>>>

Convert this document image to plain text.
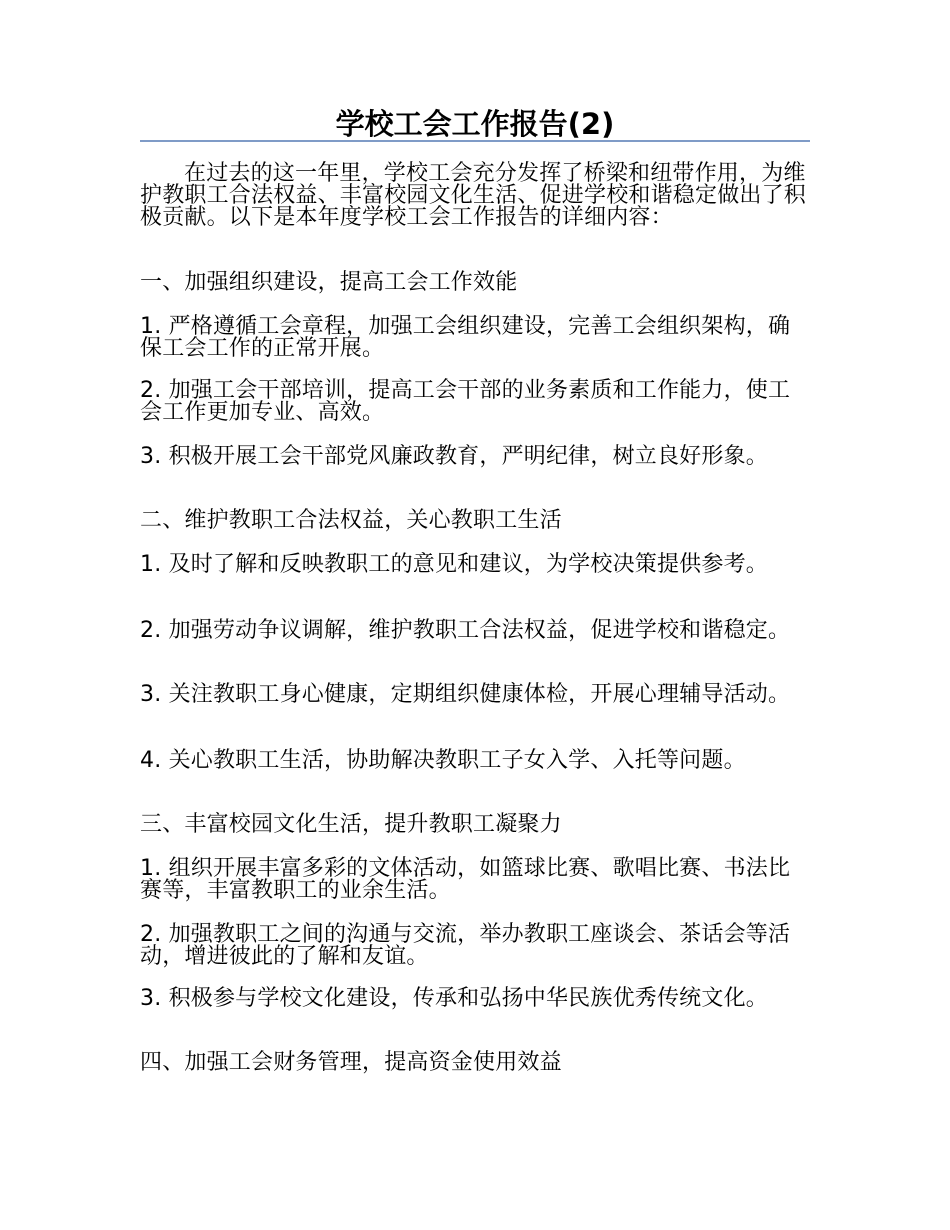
学校工会工作报告(2)

在过去的这一年里，学校工会充分发挥了桥梁和纽带作用，为维护教职工合法权益、丰富校园文化生活、促进学校和谐稳定做出了积极贡献。以下是本年度学校工会工作报告的详细内容：

一、加强组织建设，提高工会工作效能

1. 严格遵循工会章程，加强工会组织建设，完善工会组织架构，确保工会工作的正常开展。

2. 加强工会干部培训，提高工会干部的业务素质和工作能力，使工会工作更加专业、高效。

3. 积极开展工会干部党风廉政教育，严明纪律，树立良好形象。

二、维护教职工合法权益，关心教职工生活

1. 及时了解和反映教职工的意见和建议，为学校决策提供参考。

2. 加强劳动争议调解，维护教职工合法权益，促进学校和谐稳定。

3. 关注教职工身心健康，定期组织健康体检，开展心理辅导活动。

4. 关心教职工生活，协助解决教职工子女入学、入托等问题。

三、丰富校园文化生活，提升教职工凝聚力

1. 组织开展丰富多彩的文体活动，如篮球比赛、歌唱比赛、书法比赛等，丰富教职工的业余生活。

2. 加强教职工之间的沟通与交流，举办教职工座谈会、茶话会等活动，增进彼此的了解和友谊。

3. 积极参与学校文化建设，传承和弘扬中华民族优秀传统文化。

四、加强工会财务管理，提高资金使用效益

<<<

Pictures are to be left out; all else in the entries above is to be quoted exactly.

#### Full output:
Convert this document image to plain text.
学校工会工作报告(2)

在过去的这一年里，学校工会充分发挥了桥梁和纽带作用，为维护教职工合法权益、丰富校园文化生活、促进学校和谐稳定做出了积极贡献。以下是本年度学校工会工作报告的详细内容：

一、加强组织建设，提高工会工作效能

1. 严格遵循工会章程，加强工会组织建设，完善工会组织架构，确保工会工作的正常开展。

2. 加强工会干部培训，提高工会干部的业务素质和工作能力，使工会工作更加专业、高效。

3. 积极开展工会干部党风廉政教育，严明纪律，树立良好形象。

二、维护教职工合法权益，关心教职工生活

1. 及时了解和反映教职工的意见和建议，为学校决策提供参考。

2. 加强劳动争议调解，维护教职工合法权益，促进学校和谐稳定。

3. 关注教职工身心健康，定期组织健康体检，开展心理辅导活动。

4. 关心教职工生活，协助解决教职工子女入学、入托等问题。

三、丰富校园文化生活，提升教职工凝聚力

1. 组织开展丰富多彩的文体活动，如篮球比赛、歌唱比赛、书法比赛等，丰富教职工的业余生活。

2. 加强教职工之间的沟通与交流，举办教职工座谈会、茶话会等活动，增进彼此的了解和友谊。

3. 积极参与学校文化建设，传承和弘扬中华民族优秀传统文化。

四、加强工会财务管理，提高资金使用效益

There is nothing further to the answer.